-- Begin Supplied material --

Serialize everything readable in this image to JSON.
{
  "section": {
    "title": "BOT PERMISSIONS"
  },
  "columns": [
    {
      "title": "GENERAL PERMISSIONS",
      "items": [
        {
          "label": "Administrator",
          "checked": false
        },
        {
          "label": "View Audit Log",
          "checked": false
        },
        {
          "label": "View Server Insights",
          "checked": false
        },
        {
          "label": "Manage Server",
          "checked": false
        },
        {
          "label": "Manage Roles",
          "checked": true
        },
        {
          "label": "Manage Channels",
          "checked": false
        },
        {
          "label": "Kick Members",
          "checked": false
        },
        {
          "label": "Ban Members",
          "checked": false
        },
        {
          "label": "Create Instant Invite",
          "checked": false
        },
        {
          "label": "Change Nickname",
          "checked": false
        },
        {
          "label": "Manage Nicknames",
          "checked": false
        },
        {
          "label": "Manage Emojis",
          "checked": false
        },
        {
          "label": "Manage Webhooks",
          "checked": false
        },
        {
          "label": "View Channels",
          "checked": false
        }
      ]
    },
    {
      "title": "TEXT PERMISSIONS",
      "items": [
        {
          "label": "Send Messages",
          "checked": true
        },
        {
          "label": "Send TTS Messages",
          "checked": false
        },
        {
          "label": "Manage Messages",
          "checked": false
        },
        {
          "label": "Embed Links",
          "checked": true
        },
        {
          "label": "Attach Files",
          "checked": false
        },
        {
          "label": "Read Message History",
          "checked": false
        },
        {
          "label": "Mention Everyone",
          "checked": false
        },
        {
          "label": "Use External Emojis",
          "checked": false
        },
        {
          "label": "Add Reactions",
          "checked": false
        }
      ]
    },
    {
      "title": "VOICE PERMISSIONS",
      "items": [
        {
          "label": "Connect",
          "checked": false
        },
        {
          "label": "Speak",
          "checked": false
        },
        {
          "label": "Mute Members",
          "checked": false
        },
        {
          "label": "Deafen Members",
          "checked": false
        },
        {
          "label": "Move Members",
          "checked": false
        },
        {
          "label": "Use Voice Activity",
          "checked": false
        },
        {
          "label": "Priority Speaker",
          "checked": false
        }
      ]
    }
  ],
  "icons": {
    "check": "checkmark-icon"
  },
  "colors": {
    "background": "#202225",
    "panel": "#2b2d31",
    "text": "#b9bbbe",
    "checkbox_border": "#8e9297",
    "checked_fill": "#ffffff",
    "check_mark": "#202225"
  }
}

-- End Supplied material --

**The request:**
Of the lines above, how many hold the string "title"? Answer with only the number.

**Correct answer:**
4